--- start of Data supplied ---

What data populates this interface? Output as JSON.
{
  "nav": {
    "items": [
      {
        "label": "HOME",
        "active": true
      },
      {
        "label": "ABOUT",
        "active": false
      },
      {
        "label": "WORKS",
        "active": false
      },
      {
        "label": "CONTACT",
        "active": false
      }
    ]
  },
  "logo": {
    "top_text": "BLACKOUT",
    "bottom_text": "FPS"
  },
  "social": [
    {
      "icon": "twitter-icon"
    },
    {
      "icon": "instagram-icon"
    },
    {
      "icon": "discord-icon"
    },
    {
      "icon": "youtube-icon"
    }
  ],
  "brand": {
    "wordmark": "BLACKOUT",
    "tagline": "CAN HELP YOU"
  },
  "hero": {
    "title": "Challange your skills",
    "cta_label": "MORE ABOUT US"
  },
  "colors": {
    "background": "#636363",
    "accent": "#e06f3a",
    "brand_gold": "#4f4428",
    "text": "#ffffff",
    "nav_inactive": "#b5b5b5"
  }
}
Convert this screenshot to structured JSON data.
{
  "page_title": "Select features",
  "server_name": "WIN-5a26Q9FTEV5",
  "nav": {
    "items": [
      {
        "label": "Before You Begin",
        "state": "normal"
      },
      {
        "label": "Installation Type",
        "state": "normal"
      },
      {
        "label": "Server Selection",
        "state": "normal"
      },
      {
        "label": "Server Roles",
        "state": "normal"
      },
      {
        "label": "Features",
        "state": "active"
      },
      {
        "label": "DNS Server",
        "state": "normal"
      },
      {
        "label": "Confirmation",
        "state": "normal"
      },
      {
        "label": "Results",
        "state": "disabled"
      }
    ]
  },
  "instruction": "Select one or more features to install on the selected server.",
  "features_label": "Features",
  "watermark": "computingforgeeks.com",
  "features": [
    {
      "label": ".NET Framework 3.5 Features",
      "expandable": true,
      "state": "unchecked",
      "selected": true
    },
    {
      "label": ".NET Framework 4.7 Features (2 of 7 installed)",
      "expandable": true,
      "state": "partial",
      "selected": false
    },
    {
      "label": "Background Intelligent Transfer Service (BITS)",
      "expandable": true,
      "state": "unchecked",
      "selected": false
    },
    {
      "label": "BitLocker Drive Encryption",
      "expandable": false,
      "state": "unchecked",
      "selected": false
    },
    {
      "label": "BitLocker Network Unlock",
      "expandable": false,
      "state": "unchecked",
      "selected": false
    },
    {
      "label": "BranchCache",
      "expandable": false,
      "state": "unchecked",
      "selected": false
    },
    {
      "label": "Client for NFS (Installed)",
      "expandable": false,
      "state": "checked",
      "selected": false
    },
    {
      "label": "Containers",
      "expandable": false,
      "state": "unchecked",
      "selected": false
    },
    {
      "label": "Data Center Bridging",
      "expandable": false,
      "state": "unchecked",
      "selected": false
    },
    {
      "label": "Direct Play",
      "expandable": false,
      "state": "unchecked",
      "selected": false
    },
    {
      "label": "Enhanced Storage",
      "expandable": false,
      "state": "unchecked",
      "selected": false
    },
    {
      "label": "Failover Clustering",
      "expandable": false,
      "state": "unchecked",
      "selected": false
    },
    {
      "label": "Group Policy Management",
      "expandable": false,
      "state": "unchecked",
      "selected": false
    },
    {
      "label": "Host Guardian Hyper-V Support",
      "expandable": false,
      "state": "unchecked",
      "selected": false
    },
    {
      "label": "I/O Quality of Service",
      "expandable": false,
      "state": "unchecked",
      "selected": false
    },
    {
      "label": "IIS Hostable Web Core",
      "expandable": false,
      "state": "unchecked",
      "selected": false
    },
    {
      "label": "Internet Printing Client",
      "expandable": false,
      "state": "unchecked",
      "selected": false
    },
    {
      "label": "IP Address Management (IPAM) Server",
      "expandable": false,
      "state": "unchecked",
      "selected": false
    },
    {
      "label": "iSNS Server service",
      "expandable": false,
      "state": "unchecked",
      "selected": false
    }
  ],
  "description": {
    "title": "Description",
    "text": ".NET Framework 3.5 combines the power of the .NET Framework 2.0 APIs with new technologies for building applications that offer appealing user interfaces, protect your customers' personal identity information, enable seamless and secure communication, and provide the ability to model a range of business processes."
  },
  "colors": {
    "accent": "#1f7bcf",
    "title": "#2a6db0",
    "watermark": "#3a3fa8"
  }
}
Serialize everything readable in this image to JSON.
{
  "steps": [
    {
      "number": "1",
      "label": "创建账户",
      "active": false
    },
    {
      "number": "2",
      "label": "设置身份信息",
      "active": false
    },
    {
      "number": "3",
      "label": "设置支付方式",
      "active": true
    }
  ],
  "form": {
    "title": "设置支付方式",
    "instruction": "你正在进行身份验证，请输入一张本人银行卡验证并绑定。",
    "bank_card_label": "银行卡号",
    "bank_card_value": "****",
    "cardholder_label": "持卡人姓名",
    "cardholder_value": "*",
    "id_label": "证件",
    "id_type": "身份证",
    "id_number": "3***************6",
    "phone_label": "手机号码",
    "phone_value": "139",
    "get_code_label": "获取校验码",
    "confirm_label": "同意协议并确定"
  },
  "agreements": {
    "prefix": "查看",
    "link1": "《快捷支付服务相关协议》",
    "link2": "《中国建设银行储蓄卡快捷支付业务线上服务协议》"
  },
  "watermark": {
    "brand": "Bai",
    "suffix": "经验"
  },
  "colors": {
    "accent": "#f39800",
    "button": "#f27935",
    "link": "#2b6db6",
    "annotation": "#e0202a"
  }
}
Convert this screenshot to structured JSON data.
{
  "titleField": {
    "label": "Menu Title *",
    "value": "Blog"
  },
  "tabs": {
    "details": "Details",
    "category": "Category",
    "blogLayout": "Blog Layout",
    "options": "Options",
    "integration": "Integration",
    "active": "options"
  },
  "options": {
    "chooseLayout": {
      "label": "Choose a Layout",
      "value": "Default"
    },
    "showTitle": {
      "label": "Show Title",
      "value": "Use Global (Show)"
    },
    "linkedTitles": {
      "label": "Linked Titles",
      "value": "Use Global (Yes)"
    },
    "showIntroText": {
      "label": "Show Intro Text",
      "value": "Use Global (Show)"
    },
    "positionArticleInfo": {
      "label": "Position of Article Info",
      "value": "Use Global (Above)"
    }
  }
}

--- end of Data supplied ---

## What this task involves
Restate every line of the data word for word.

## Answer to this problem
What data populates this interface? Output as JSON.
{
  "nav": {
    "items": [
      {
        "label": "HOME",
        "active": true
      },
      {
        "label": "ABOUT",
        "active": false
      },
      {
        "label": "WORKS",
        "active": false
      },
      {
        "label": "CONTACT",
        "active": false
      }
    ]
  },
  "logo": {
    "top_text": "BLACKOUT",
    "bottom_text": "FPS"
  },
  "social": [
    {
      "icon": "twitter-icon"
    },
    {
      "icon": "instagram-icon"
    },
    {
      "icon": "discord-icon"
    },
    {
      "icon": "youtube-icon"
    }
  ],
  "brand": {
    "wordmark": "BLACKOUT",
    "tagline": "CAN HELP YOU"
  },
  "hero": {
    "title": "Challange your skills",
    "cta_label": "MORE ABOUT US"
  },
  "colors": {
    "background": "#636363",
    "accent": "#e06f3a",
    "brand_gold": "#4f4428",
    "text": "#ffffff",
    "nav_inactive": "#b5b5b5"
  }
}
Convert this screenshot to structured JSON data.
{
  "page_title": "Select features",
  "server_name": "WIN-5a26Q9FTEV5",
  "nav": {
    "items": [
      {
        "label": "Before You Begin",
        "state": "normal"
      },
      {
        "label": "Installation Type",
        "state": "normal"
      },
      {
        "label": "Server Selection",
        "state": "normal"
      },
      {
        "label": "Server Roles",
        "state": "normal"
      },
      {
        "label": "Features",
        "state": "active"
      },
      {
        "label": "DNS Server",
        "state": "normal"
      },
      {
        "label": "Confirmation",
        "state": "normal"
      },
      {
        "label": "Results",
        "state": "disabled"
      }
    ]
  },
  "instruction": "Select one or more features to install on the selected server.",
  "features_label": "Features",
  "watermark": "computingforgeeks.com",
  "features": [
    {
      "label": ".NET Framework 3.5 Features",
      "expandable": true,
      "state": "unchecked",
      "selected": true
    },
    {
      "label": ".NET Framework 4.7 Features (2 of 7 installed)",
      "expandable": true,
      "state": "partial",
      "selected": false
    },
    {
      "label": "Background Intelligent Transfer Service (BITS)",
      "expandable": true,
      "state": "unchecked",
      "selected": false
    },
    {
      "label": "BitLocker Drive Encryption",
      "expandable": false,
      "state": "unchecked",
      "selected": false
    },
    {
      "label": "BitLocker Network Unlock",
      "expandable": false,
      "state": "unchecked",
      "selected": false
    },
    {
      "label": "BranchCache",
      "expandable": false,
      "state": "unchecked",
      "selected": false
    },
    {
      "label": "Client for NFS (Installed)",
      "expandable": false,
      "state": "checked",
      "selected": false
    },
    {
      "label": "Containers",
      "expandable": false,
      "state": "unchecked",
      "selected": false
    },
    {
      "label": "Data Center Bridging",
      "expandable": false,
      "state": "unchecked",
      "selected": false
    },
    {
      "label": "Direct Play",
      "expandable": false,
      "state": "unchecked",
      "selected": false
    },
    {
      "label": "Enhanced Storage",
      "expandable": false,
      "state": "unchecked",
      "selected": false
    },
    {
      "label": "Failover Clustering",
      "expandable": false,
      "state": "unchecked",
      "selected": false
    },
    {
      "label": "Group Policy Management",
      "expandable": false,
      "state": "unchecked",
      "selected": false
    },
    {
      "label": "Host Guardian Hyper-V Support",
      "expandable": false,
      "state": "unchecked",
      "selected": false
    },
    {
      "label": "I/O Quality of Service",
      "expandable": false,
      "state": "unchecked",
      "selected": false
    },
    {
      "label": "IIS Hostable Web Core",
      "expandable": false,
      "state": "unchecked",
      "selected": false
    },
    {
      "label": "Internet Printing Client",
      "expandable": false,
      "state": "unchecked",
      "selected": false
    },
    {
      "label": "IP Address Management (IPAM) Server",
      "expandable": false,
      "state": "unchecked",
      "selected": false
    },
    {
      "label": "iSNS Server service",
      "expandable": false,
      "state": "unchecked",
      "selected": false
    }
  ],
  "description": {
    "title": "Description",
    "text": ".NET Framework 3.5 combines the power of the .NET Framework 2.0 APIs with new technologies for building applications that offer appealing user interfaces, protect your customers' personal identity information, enable seamless and secure communication, and provide the ability to model a range of business processes."
  },
  "colors": {
    "accent": "#1f7bcf",
    "title": "#2a6db0",
    "watermark": "#3a3fa8"
  }
}
Serialize everything readable in this image to JSON.
{
  "steps": [
    {
      "number": "1",
      "label": "创建账户",
      "active": false
    },
    {
      "number": "2",
      "label": "设置身份信息",
      "active": false
    },
    {
      "number": "3",
      "label": "设置支付方式",
      "active": true
    }
  ],
  "form": {
    "title": "设置支付方式",
    "instruction": "你正在进行身份验证，请输入一张本人银行卡验证并绑定。",
    "bank_card_label": "银行卡号",
    "bank_card_value": "****",
    "cardholder_label": "持卡人姓名",
    "cardholder_value": "*",
    "id_label": "证件",
    "id_type": "身份证",
    "id_number": "3***************6",
    "phone_label": "手机号码",
    "phone_value": "139",
    "get_code_label": "获取校验码",
    "confirm_label": "同意协议并确定"
  },
  "agreements": {
    "prefix": "查看",
    "link1": "《快捷支付服务相关协议》",
    "link2": "《中国建设银行储蓄卡快捷支付业务线上服务协议》"
  },
  "watermark": {
    "brand": "Bai",
    "suffix": "经验"
  },
  "colors": {
    "accent": "#f39800",
    "button": "#f27935",
    "link": "#2b6db6",
    "annotation": "#e0202a"
  }
}
Convert this screenshot to structured JSON data.
{
  "titleField": {
    "label": "Menu Title *",
    "value": "Blog"
  },
  "tabs": {
    "details": "Details",
    "category": "Category",
    "blogLayout": "Blog Layout",
    "options": "Options",
    "integration": "Integration",
    "active": "options"
  },
  "options": {
    "chooseLayout": {
      "label": "Choose a Layout",
      "value": "Default"
    },
    "showTitle": {
      "label": "Show Title",
      "value": "Use Global (Show)"
    },
    "linkedTitles": {
      "label": "Linked Titles",
      "value": "Use Global (Yes)"
    },
    "showIntroText": {
      "label": "Show Intro Text",
      "value": "Use Global (Show)"
    },
    "positionArticleInfo": {
      "label": "Position of Article Info",
      "value": "Use Global (Above)"
    }
  }
}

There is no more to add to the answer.